◆ EXERCISE GOAL ◆
Find each line with "Overall" and copy it.

◆ THE RECORDS ◆
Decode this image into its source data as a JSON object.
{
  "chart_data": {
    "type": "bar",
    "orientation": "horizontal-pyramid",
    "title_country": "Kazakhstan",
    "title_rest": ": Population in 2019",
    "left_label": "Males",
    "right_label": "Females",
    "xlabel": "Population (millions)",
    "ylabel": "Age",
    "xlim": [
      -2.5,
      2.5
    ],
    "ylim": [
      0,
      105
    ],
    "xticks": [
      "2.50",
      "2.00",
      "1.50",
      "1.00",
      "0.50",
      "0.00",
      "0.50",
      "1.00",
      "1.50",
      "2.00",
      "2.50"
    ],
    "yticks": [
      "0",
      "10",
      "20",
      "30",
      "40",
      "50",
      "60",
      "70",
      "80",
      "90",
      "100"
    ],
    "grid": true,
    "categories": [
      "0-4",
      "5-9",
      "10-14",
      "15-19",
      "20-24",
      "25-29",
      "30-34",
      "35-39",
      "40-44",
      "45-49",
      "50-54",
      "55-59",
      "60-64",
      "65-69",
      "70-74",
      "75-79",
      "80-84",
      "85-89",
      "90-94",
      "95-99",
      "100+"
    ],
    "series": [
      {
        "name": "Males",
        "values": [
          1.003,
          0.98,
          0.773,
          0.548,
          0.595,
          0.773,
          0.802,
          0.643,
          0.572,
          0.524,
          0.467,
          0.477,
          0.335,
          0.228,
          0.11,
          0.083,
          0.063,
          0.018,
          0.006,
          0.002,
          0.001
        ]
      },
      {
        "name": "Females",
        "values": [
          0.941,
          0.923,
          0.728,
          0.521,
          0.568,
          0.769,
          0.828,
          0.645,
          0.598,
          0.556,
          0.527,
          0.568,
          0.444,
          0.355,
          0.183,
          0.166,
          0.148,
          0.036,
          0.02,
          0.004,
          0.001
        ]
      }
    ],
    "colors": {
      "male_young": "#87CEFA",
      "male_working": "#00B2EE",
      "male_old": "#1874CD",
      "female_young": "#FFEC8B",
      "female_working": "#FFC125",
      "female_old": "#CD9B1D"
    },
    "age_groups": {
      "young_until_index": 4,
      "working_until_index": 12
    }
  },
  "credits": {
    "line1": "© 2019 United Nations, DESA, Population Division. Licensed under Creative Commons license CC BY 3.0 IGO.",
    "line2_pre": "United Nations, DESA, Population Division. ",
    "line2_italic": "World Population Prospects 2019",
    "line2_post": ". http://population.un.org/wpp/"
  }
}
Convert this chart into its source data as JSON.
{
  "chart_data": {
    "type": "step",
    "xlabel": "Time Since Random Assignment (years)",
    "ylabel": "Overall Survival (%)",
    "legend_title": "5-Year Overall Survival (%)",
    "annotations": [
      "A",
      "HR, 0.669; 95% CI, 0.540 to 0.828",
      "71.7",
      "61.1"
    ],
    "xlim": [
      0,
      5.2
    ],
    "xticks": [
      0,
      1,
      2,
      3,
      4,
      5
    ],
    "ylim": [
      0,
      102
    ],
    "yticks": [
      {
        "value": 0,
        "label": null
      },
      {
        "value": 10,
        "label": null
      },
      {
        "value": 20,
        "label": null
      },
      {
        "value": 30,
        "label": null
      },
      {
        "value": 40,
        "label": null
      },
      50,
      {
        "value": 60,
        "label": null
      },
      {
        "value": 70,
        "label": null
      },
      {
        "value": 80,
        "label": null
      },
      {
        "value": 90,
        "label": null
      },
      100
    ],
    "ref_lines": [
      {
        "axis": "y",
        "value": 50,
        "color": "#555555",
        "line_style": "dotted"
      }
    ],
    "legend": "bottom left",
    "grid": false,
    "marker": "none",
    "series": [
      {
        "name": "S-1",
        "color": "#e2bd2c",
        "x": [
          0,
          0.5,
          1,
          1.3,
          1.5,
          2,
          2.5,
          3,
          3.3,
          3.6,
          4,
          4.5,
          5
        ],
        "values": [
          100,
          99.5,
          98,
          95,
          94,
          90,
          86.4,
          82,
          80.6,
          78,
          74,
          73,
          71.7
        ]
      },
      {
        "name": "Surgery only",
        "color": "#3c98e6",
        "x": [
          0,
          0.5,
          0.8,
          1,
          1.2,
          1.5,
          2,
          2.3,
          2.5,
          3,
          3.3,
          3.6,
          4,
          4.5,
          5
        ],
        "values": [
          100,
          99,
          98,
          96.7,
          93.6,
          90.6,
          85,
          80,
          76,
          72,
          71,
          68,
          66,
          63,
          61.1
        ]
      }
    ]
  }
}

◆ WORKED ANSWER ◆
    "ylabel": "Overall Survival (%)",
    "legend_title": "5-Year Overall Survival (%)",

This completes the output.